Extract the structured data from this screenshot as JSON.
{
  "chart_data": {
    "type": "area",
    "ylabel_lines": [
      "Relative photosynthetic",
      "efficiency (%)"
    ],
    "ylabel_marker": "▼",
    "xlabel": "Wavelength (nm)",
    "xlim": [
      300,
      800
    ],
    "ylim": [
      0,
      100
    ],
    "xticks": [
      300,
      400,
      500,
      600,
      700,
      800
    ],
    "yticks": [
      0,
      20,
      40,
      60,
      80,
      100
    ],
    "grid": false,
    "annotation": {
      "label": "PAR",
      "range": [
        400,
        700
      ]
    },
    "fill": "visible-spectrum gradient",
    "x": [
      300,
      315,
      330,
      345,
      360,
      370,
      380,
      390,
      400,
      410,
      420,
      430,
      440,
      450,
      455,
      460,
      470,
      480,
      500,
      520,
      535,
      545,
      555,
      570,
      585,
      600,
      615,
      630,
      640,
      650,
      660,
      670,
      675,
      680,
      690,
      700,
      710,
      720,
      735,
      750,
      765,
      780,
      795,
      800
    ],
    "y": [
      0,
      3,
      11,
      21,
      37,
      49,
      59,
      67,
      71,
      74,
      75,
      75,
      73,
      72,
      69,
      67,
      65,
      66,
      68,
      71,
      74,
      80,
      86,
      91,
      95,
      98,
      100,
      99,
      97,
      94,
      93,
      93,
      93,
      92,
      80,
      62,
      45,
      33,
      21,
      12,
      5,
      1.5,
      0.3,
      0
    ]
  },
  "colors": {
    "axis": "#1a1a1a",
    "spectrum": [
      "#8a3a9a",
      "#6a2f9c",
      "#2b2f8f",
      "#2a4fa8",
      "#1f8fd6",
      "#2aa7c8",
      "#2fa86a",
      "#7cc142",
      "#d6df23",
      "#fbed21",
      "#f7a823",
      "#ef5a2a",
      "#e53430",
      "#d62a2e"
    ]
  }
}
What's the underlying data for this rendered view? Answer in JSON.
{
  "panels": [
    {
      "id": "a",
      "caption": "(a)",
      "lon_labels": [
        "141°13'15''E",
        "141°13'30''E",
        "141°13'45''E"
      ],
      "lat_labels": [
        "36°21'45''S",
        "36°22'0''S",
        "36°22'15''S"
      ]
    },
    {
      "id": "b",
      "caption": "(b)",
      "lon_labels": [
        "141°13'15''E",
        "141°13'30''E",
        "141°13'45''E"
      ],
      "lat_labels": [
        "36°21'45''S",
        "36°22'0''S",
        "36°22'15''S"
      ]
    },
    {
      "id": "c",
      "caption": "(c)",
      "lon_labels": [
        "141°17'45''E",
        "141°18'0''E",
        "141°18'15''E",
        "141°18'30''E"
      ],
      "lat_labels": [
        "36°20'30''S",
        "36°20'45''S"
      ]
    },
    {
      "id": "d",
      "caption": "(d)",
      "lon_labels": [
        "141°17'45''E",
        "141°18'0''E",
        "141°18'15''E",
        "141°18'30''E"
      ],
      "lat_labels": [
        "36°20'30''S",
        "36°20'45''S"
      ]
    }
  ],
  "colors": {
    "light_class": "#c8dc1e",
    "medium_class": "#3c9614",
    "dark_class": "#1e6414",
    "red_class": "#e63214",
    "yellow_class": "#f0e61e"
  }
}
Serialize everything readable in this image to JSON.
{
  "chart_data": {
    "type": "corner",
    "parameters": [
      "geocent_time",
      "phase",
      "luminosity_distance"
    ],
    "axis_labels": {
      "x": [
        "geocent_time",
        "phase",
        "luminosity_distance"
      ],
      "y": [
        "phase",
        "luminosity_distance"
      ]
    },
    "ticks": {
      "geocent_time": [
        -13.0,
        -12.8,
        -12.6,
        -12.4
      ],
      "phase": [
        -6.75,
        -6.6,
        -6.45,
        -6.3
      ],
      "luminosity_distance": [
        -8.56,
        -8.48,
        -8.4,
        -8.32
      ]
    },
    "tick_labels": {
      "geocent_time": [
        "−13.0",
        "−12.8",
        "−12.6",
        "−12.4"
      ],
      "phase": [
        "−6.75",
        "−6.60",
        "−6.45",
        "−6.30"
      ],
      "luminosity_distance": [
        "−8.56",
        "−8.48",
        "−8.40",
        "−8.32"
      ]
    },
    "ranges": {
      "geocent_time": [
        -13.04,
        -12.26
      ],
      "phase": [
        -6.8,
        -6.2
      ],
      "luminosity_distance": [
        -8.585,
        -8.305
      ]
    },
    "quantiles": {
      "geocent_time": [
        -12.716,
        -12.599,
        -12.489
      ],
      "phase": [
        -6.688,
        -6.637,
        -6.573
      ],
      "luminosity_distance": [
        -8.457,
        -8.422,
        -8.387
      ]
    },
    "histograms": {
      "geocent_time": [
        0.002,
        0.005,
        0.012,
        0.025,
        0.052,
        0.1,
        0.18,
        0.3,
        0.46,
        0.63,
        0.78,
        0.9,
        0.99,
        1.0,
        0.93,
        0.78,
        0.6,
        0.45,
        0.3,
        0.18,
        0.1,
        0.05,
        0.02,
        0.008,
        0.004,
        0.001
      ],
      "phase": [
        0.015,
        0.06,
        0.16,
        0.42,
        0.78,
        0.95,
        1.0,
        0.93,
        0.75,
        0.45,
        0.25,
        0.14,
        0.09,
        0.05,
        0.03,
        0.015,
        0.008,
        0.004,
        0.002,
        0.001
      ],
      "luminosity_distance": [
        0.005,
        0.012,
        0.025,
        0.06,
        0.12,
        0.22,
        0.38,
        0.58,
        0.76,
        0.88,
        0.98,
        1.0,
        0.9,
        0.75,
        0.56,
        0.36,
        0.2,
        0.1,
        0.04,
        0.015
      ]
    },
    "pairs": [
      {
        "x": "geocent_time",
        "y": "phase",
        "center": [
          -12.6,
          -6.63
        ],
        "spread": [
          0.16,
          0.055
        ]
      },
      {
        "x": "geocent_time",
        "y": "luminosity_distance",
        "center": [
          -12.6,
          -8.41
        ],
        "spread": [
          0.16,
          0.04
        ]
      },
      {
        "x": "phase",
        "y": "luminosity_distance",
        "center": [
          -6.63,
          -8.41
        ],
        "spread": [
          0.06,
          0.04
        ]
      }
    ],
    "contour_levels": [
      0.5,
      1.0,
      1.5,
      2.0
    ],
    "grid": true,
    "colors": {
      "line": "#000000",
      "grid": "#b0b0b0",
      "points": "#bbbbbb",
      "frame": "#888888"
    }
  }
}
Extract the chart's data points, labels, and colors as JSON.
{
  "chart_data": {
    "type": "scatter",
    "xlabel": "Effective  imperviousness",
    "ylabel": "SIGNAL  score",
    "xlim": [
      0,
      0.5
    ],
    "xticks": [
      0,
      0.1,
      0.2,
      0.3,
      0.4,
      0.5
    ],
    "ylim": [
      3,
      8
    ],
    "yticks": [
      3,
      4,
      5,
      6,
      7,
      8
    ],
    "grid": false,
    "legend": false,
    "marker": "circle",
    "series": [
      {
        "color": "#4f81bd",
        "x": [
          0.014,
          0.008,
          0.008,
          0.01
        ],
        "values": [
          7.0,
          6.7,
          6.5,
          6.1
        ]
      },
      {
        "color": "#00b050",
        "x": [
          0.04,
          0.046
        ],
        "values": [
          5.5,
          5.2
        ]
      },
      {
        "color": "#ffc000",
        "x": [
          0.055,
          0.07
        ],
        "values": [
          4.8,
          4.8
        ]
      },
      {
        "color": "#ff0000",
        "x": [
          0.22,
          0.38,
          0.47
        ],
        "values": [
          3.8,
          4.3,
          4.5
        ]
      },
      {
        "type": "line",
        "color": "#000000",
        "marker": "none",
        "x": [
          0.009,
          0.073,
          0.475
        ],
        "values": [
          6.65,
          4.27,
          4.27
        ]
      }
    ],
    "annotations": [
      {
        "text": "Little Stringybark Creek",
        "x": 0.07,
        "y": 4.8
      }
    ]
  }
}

------------------------------

Work required. Transcribe, word for word, every line from the one containing "Extract the chart's" through the final line of the entries, and nothing else.

Result for this exercise.
Extract the chart's data points, labels, and colors as JSON.
{
  "chart_data": {
    "type": "scatter",
    "xlabel": "Effective  imperviousness",
    "ylabel": "SIGNAL  score",
    "xlim": [
      0,
      0.5
    ],
    "xticks": [
      0,
      0.1,
      0.2,
      0.3,
      0.4,
      0.5
    ],
    "ylim": [
      3,
      8
    ],
    "yticks": [
      3,
      4,
      5,
      6,
      7,
      8
    ],
    "grid": false,
    "legend": false,
    "marker": "circle",
    "series": [
      {
        "color": "#4f81bd",
        "x": [
          0.014,
          0.008,
          0.008,
          0.01
        ],
        "values": [
          7.0,
          6.7,
          6.5,
          6.1
        ]
      },
      {
        "color": "#00b050",
        "x": [
          0.04,
          0.046
        ],
        "values": [
          5.5,
          5.2
        ]
      },
      {
        "color": "#ffc000",
        "x": [
          0.055,
          0.07
        ],
        "values": [
          4.8,
          4.8
        ]
      },
      {
        "color": "#ff0000",
        "x": [
          0.22,
          0.38,
          0.47
        ],
        "values": [
          3.8,
          4.3,
          4.5
        ]
      },
      {
        "type": "line",
        "color": "#000000",
        "marker": "none",
        "x": [
          0.009,
          0.073,
          0.475
        ],
        "values": [
          6.65,
          4.27,
          4.27
        ]
      }
    ],
    "annotations": [
      {
        "text": "Little Stringybark Creek",
        "x": 0.07,
        "y": 4.8
      }
    ]
  }
}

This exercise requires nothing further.